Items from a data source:
— Start —

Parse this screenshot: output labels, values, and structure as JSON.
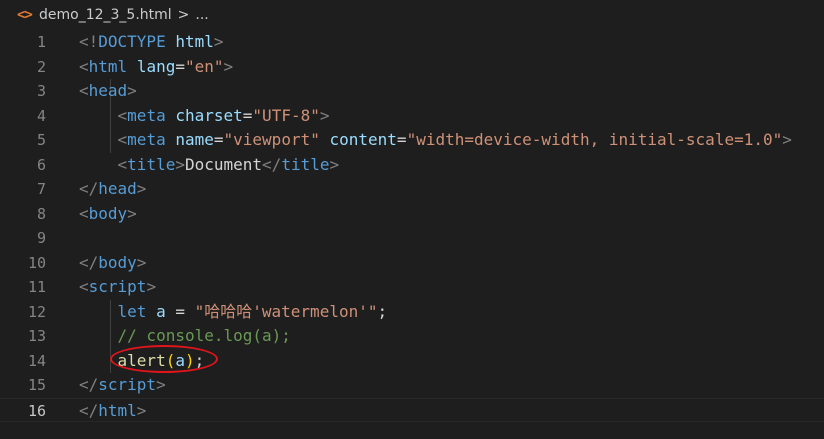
{
  "breadcrumb": {
    "file_icon": "<>",
    "filename": "demo_12_3_5.html",
    "separator": ">",
    "trail": "..."
  },
  "colors": {
    "background": "#1e1e1e",
    "tag": "#569cd6",
    "attribute": "#9cdcfe",
    "string": "#ce9178",
    "comment": "#6a9955",
    "function": "#dcdcaa",
    "annotation": "#e0151b"
  },
  "current_line": 16,
  "lines": [
    {
      "n": "1",
      "parts": [
        [
          "<!",
          "punct"
        ],
        [
          "DOCTYPE",
          "tag"
        ],
        [
          " ",
          "text"
        ],
        [
          "html",
          "attr"
        ],
        [
          ">",
          "punct"
        ]
      ]
    },
    {
      "n": "2",
      "parts": [
        [
          "<",
          "punct"
        ],
        [
          "html",
          "tag"
        ],
        [
          " ",
          "text"
        ],
        [
          "lang",
          "attr"
        ],
        [
          "=",
          "text"
        ],
        [
          "\"en\"",
          "str"
        ],
        [
          ">",
          "punct"
        ]
      ]
    },
    {
      "n": "3",
      "parts": [
        [
          "<",
          "punct"
        ],
        [
          "head",
          "tag"
        ],
        [
          ">",
          "punct"
        ]
      ]
    },
    {
      "n": "4",
      "parts": [
        [
          "    ",
          "text"
        ],
        [
          "<",
          "punct"
        ],
        [
          "meta",
          "tag"
        ],
        [
          " ",
          "text"
        ],
        [
          "charset",
          "attr"
        ],
        [
          "=",
          "text"
        ],
        [
          "\"UTF-8\"",
          "str"
        ],
        [
          ">",
          "punct"
        ]
      ]
    },
    {
      "n": "5",
      "parts": [
        [
          "    ",
          "text"
        ],
        [
          "<",
          "punct"
        ],
        [
          "meta",
          "tag"
        ],
        [
          " ",
          "text"
        ],
        [
          "name",
          "attr"
        ],
        [
          "=",
          "text"
        ],
        [
          "\"viewport\"",
          "str"
        ],
        [
          " ",
          "text"
        ],
        [
          "content",
          "attr"
        ],
        [
          "=",
          "text"
        ],
        [
          "\"width=device-width, initial-scale=1.0\"",
          "str"
        ],
        [
          ">",
          "punct"
        ]
      ]
    },
    {
      "n": "6",
      "parts": [
        [
          "    ",
          "text"
        ],
        [
          "<",
          "punct"
        ],
        [
          "title",
          "tag"
        ],
        [
          ">",
          "punct"
        ],
        [
          "Document",
          "text"
        ],
        [
          "</",
          "punct"
        ],
        [
          "title",
          "tag"
        ],
        [
          ">",
          "punct"
        ]
      ]
    },
    {
      "n": "7",
      "parts": [
        [
          "</",
          "punct"
        ],
        [
          "head",
          "tag"
        ],
        [
          ">",
          "punct"
        ]
      ]
    },
    {
      "n": "8",
      "parts": [
        [
          "<",
          "punct"
        ],
        [
          "body",
          "tag"
        ],
        [
          ">",
          "punct"
        ]
      ]
    },
    {
      "n": "9",
      "parts": []
    },
    {
      "n": "10",
      "parts": [
        [
          "</",
          "punct"
        ],
        [
          "body",
          "tag"
        ],
        [
          ">",
          "punct"
        ]
      ]
    },
    {
      "n": "11",
      "parts": [
        [
          "<",
          "punct"
        ],
        [
          "script",
          "tag"
        ],
        [
          ">",
          "punct"
        ]
      ]
    },
    {
      "n": "12",
      "parts": [
        [
          "    ",
          "text"
        ],
        [
          "let",
          "kw"
        ],
        [
          " ",
          "text"
        ],
        [
          "a",
          "var"
        ],
        [
          " = ",
          "op"
        ],
        [
          "\"哈哈哈'watermelon'\"",
          "str"
        ],
        [
          ";",
          "text"
        ]
      ]
    },
    {
      "n": "13",
      "parts": [
        [
          "    ",
          "text"
        ],
        [
          "// console.log(a);",
          "comment"
        ]
      ]
    },
    {
      "n": "14",
      "parts": [
        [
          "    ",
          "text"
        ],
        [
          "alert",
          "fn"
        ],
        [
          "(",
          "paren"
        ],
        [
          "a",
          "var"
        ],
        [
          ")",
          "paren"
        ],
        [
          ";",
          "text"
        ]
      ]
    },
    {
      "n": "15",
      "parts": [
        [
          "</",
          "punct"
        ],
        [
          "script",
          "tag"
        ],
        [
          ">",
          "punct"
        ]
      ]
    },
    {
      "n": "16",
      "parts": [
        [
          "</",
          "punct"
        ],
        [
          "html",
          "tag"
        ],
        [
          ">",
          "punct"
        ]
      ]
    }
  ]
}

— End —

Repeat all of the data above word for word, minus the pictures.

Parse this screenshot: output labels, values, and structure as JSON.
{
  "breadcrumb": {
    "file_icon": "<>",
    "filename": "demo_12_3_5.html",
    "separator": ">",
    "trail": "..."
  },
  "colors": {
    "background": "#1e1e1e",
    "tag": "#569cd6",
    "attribute": "#9cdcfe",
    "string": "#ce9178",
    "comment": "#6a9955",
    "function": "#dcdcaa",
    "annotation": "#e0151b"
  },
  "current_line": 16,
  "lines": [
    {
      "n": "1",
      "parts": [
        [
          "<!",
          "punct"
        ],
        [
          "DOCTYPE",
          "tag"
        ],
        [
          " ",
          "text"
        ],
        [
          "html",
          "attr"
        ],
        [
          ">",
          "punct"
        ]
      ]
    },
    {
      "n": "2",
      "parts": [
        [
          "<",
          "punct"
        ],
        [
          "html",
          "tag"
        ],
        [
          " ",
          "text"
        ],
        [
          "lang",
          "attr"
        ],
        [
          "=",
          "text"
        ],
        [
          "\"en\"",
          "str"
        ],
        [
          ">",
          "punct"
        ]
      ]
    },
    {
      "n": "3",
      "parts": [
        [
          "<",
          "punct"
        ],
        [
          "head",
          "tag"
        ],
        [
          ">",
          "punct"
        ]
      ]
    },
    {
      "n": "4",
      "parts": [
        [
          "    ",
          "text"
        ],
        [
          "<",
          "punct"
        ],
        [
          "meta",
          "tag"
        ],
        [
          " ",
          "text"
        ],
        [
          "charset",
          "attr"
        ],
        [
          "=",
          "text"
        ],
        [
          "\"UTF-8\"",
          "str"
        ],
        [
          ">",
          "punct"
        ]
      ]
    },
    {
      "n": "5",
      "parts": [
        [
          "    ",
          "text"
        ],
        [
          "<",
          "punct"
        ],
        [
          "meta",
          "tag"
        ],
        [
          " ",
          "text"
        ],
        [
          "name",
          "attr"
        ],
        [
          "=",
          "text"
        ],
        [
          "\"viewport\"",
          "str"
        ],
        [
          " ",
          "text"
        ],
        [
          "content",
          "attr"
        ],
        [
          "=",
          "text"
        ],
        [
          "\"width=device-width, initial-scale=1.0\"",
          "str"
        ],
        [
          ">",
          "punct"
        ]
      ]
    },
    {
      "n": "6",
      "parts": [
        [
          "    ",
          "text"
        ],
        [
          "<",
          "punct"
        ],
        [
          "title",
          "tag"
        ],
        [
          ">",
          "punct"
        ],
        [
          "Document",
          "text"
        ],
        [
          "</",
          "punct"
        ],
        [
          "title",
          "tag"
        ],
        [
          ">",
          "punct"
        ]
      ]
    },
    {
      "n": "7",
      "parts": [
        [
          "</",
          "punct"
        ],
        [
          "head",
          "tag"
        ],
        [
          ">",
          "punct"
        ]
      ]
    },
    {
      "n": "8",
      "parts": [
        [
          "<",
          "punct"
        ],
        [
          "body",
          "tag"
        ],
        [
          ">",
          "punct"
        ]
      ]
    },
    {
      "n": "9",
      "parts": []
    },
    {
      "n": "10",
      "parts": [
        [
          "</",
          "punct"
        ],
        [
          "body",
          "tag"
        ],
        [
          ">",
          "punct"
        ]
      ]
    },
    {
      "n": "11",
      "parts": [
        [
          "<",
          "punct"
        ],
        [
          "script",
          "tag"
        ],
        [
          ">",
          "punct"
        ]
      ]
    },
    {
      "n": "12",
      "parts": [
        [
          "    ",
          "text"
        ],
        [
          "let",
          "kw"
        ],
        [
          " ",
          "text"
        ],
        [
          "a",
          "var"
        ],
        [
          " = ",
          "op"
        ],
        [
          "\"哈哈哈'watermelon'\"",
          "str"
        ],
        [
          ";",
          "text"
        ]
      ]
    },
    {
      "n": "13",
      "parts": [
        [
          "    ",
          "text"
        ],
        [
          "// console.log(a);",
          "comment"
        ]
      ]
    },
    {
      "n": "14",
      "parts": [
        [
          "    ",
          "text"
        ],
        [
          "alert",
          "fn"
        ],
        [
          "(",
          "paren"
        ],
        [
          "a",
          "var"
        ],
        [
          ")",
          "paren"
        ],
        [
          ";",
          "text"
        ]
      ]
    },
    {
      "n": "15",
      "parts": [
        [
          "</",
          "punct"
        ],
        [
          "script",
          "tag"
        ],
        [
          ">",
          "punct"
        ]
      ]
    },
    {
      "n": "16",
      "parts": [
        [
          "</",
          "punct"
        ],
        [
          "html",
          "tag"
        ],
        [
          ">",
          "punct"
        ]
      ]
    }
  ]
}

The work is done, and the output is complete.